-- Begin EXCERPTED DATA --

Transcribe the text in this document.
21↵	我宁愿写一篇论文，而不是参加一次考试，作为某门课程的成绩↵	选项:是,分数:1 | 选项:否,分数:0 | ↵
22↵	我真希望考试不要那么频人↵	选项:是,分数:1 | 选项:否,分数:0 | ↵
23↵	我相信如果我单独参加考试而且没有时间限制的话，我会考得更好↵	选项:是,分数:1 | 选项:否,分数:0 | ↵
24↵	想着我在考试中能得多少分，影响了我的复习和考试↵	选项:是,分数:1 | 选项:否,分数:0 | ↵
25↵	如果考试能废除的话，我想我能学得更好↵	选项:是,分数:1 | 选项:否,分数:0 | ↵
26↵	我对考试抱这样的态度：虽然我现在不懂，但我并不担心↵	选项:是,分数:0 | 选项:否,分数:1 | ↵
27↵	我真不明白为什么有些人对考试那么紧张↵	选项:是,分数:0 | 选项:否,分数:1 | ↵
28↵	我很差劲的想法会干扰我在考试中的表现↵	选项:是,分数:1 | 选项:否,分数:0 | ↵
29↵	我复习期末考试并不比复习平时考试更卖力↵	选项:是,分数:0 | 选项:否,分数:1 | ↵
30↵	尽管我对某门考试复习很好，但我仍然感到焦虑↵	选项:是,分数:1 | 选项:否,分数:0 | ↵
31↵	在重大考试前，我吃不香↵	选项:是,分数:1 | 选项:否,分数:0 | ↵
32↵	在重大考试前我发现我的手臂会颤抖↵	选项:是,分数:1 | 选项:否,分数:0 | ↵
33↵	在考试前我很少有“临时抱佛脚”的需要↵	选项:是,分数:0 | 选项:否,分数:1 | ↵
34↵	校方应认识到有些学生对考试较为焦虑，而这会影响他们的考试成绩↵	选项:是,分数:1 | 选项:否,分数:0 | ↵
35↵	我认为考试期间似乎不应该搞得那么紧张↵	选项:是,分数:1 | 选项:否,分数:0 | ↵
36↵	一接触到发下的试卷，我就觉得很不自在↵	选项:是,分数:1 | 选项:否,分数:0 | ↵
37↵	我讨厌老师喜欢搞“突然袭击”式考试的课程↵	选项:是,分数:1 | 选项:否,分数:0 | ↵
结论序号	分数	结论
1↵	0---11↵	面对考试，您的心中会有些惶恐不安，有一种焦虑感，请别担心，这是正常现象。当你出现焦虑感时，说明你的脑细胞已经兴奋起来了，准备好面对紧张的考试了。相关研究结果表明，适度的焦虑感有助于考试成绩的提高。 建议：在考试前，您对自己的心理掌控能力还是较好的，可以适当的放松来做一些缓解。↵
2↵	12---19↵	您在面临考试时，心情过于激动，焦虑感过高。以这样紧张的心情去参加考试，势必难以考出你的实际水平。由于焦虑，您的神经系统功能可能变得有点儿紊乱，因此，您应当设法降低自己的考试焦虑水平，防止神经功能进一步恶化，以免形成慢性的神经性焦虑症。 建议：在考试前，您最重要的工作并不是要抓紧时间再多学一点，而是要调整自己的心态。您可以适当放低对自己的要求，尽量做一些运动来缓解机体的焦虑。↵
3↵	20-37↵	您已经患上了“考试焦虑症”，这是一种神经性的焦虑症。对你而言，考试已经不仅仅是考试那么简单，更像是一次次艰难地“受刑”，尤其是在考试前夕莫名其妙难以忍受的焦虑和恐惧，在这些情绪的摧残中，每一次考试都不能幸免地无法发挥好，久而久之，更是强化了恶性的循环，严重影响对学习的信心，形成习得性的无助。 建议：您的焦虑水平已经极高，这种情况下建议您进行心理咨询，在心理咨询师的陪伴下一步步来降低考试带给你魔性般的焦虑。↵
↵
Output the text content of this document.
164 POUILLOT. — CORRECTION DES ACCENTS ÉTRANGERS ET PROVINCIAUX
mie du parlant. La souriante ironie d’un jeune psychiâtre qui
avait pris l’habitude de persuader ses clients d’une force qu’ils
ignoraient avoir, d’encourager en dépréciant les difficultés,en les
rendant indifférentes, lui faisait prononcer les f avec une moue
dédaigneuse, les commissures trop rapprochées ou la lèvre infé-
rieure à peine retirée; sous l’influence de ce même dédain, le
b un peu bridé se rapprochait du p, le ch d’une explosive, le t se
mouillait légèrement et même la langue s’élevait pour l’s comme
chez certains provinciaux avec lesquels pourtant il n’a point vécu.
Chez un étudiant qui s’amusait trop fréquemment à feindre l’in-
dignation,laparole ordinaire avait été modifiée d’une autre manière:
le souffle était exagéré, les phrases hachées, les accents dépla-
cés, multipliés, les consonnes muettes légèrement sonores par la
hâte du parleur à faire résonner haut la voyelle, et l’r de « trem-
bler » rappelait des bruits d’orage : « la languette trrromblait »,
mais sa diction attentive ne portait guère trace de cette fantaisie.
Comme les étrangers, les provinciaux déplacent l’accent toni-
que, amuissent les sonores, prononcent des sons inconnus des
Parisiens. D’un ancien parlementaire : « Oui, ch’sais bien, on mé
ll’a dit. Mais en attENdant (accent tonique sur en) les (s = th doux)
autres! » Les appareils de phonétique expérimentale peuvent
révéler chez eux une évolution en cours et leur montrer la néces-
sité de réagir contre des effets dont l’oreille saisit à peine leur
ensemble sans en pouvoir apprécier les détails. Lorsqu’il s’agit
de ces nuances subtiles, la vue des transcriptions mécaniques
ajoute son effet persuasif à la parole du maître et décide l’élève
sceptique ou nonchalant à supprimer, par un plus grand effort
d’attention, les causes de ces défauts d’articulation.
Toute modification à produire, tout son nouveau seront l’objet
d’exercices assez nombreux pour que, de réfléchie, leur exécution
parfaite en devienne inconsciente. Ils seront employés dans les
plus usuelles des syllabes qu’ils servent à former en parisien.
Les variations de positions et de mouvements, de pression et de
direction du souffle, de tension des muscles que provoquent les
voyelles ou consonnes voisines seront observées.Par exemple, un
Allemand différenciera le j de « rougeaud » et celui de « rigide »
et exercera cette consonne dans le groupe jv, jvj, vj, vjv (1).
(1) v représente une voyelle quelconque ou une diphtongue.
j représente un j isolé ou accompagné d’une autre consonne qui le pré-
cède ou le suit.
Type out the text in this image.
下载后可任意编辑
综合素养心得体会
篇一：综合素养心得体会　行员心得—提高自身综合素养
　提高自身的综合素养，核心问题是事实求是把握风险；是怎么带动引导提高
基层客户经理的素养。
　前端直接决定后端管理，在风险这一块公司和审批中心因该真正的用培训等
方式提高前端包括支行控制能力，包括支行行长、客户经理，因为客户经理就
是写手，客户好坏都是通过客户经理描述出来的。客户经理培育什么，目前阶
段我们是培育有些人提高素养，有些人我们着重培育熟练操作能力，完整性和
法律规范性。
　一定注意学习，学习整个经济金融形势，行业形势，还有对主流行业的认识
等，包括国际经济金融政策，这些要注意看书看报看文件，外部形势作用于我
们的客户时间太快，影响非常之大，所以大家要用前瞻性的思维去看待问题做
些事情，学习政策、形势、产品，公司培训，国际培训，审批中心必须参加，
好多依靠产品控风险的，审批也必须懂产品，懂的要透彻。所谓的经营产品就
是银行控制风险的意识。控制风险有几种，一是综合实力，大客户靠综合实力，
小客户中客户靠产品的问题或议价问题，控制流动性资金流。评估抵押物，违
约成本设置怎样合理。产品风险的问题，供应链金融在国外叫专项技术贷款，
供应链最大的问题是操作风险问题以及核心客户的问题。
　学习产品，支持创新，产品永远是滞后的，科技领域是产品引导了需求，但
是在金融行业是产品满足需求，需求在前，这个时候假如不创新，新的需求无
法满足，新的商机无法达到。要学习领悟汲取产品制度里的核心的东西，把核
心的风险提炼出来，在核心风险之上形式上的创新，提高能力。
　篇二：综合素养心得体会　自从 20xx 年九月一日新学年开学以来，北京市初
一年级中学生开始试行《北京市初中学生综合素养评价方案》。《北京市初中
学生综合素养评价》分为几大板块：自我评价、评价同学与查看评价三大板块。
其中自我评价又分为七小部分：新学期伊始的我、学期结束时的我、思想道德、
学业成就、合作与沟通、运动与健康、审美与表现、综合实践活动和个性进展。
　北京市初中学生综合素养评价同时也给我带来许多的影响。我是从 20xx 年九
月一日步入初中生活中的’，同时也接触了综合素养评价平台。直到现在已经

-- End EXCERPTED DATA --

### WHAT YOU WILL DO
Starting at the line that contains "Type out the text in this image.", repeat each line exactly through the last one in the listing. Include both of those lines and nothing more.

### ANSWER TO THIS TASK
Type out the text in this image.
下载后可任意编辑
综合素养心得体会
篇一：综合素养心得体会　行员心得—提高自身综合素养
　提高自身的综合素养，核心问题是事实求是把握风险；是怎么带动引导提高
基层客户经理的素养。
　前端直接决定后端管理，在风险这一块公司和审批中心因该真正的用培训等
方式提高前端包括支行控制能力，包括支行行长、客户经理，因为客户经理就
是写手，客户好坏都是通过客户经理描述出来的。客户经理培育什么，目前阶
段我们是培育有些人提高素养，有些人我们着重培育熟练操作能力，完整性和
法律规范性。
　一定注意学习，学习整个经济金融形势，行业形势，还有对主流行业的认识
等，包括国际经济金融政策，这些要注意看书看报看文件，外部形势作用于我
们的客户时间太快，影响非常之大，所以大家要用前瞻性的思维去看待问题做
些事情，学习政策、形势、产品，公司培训，国际培训，审批中心必须参加，
好多依靠产品控风险的，审批也必须懂产品，懂的要透彻。所谓的经营产品就
是银行控制风险的意识。控制风险有几种，一是综合实力，大客户靠综合实力，
小客户中客户靠产品的问题或议价问题，控制流动性资金流。评估抵押物，违
约成本设置怎样合理。产品风险的问题，供应链金融在国外叫专项技术贷款，
供应链最大的问题是操作风险问题以及核心客户的问题。
　学习产品，支持创新，产品永远是滞后的，科技领域是产品引导了需求，但
是在金融行业是产品满足需求，需求在前，这个时候假如不创新，新的需求无
法满足，新的商机无法达到。要学习领悟汲取产品制度里的核心的东西，把核
心的风险提炼出来，在核心风险之上形式上的创新，提高能力。
　篇二：综合素养心得体会　自从 20xx 年九月一日新学年开学以来，北京市初
一年级中学生开始试行《北京市初中学生综合素养评价方案》。《北京市初中
学生综合素养评价》分为几大板块：自我评价、评价同学与查看评价三大板块。
其中自我评价又分为七小部分：新学期伊始的我、学期结束时的我、思想道德、
学业成就、合作与沟通、运动与健康、审美与表现、综合实践活动和个性进展。
　北京市初中学生综合素养评价同时也给我带来许多的影响。我是从 20xx 年九
月一日步入初中生活中的’，同时也接触了综合素养评价平台。直到现在已经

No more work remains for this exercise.